- _WORK INSTRUCTIONS_
Please list all lines of the material below in which the string "this" occurs.

- _PROVIDED RECORDS_
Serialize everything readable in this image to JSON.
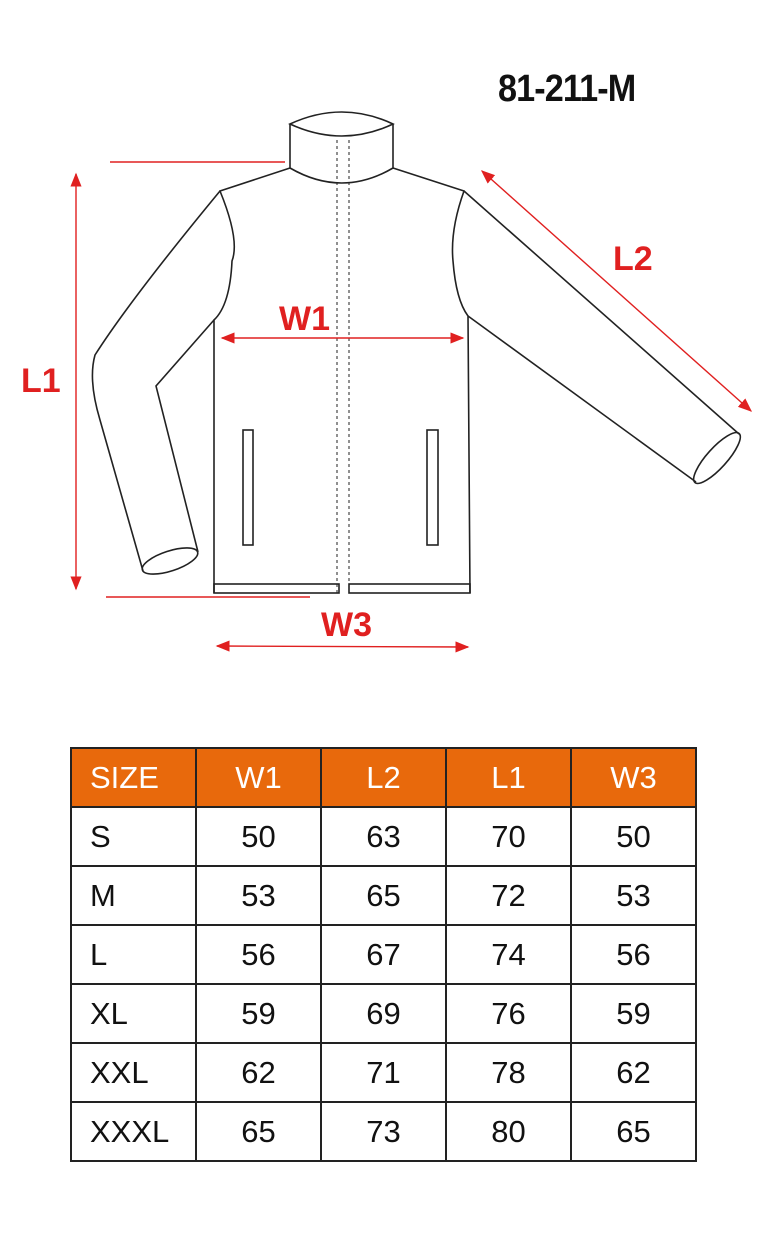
{
  "title": "81-211-M",
  "labels": {
    "l1": "L1",
    "l2": "L2",
    "w1": "W1",
    "w3": "W3"
  },
  "colors": {
    "accent": "#e8690c",
    "measure": "#e02020"
  },
  "table": {
    "headers": [
      "SIZE",
      "W1",
      "L2",
      "L1",
      "W3"
    ],
    "rows": [
      [
        "S",
        "50",
        "63",
        "70",
        "50"
      ],
      [
        "M",
        "53",
        "65",
        "72",
        "53"
      ],
      [
        "L",
        "56",
        "67",
        "74",
        "56"
      ],
      [
        "XL",
        "59",
        "69",
        "76",
        "59"
      ],
      [
        "XXL",
        "62",
        "71",
        "78",
        "62"
      ],
      [
        "XXXL",
        "65",
        "73",
        "80",
        "65"
      ]
    ]
  }
}
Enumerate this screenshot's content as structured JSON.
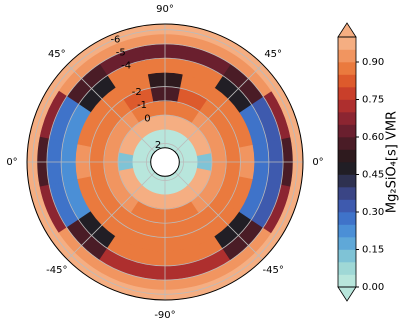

- _COMPLETE RESPONSE_
Serialize everything readable in this image to JSON.
Enumerate this screenshot's content as structured JSON.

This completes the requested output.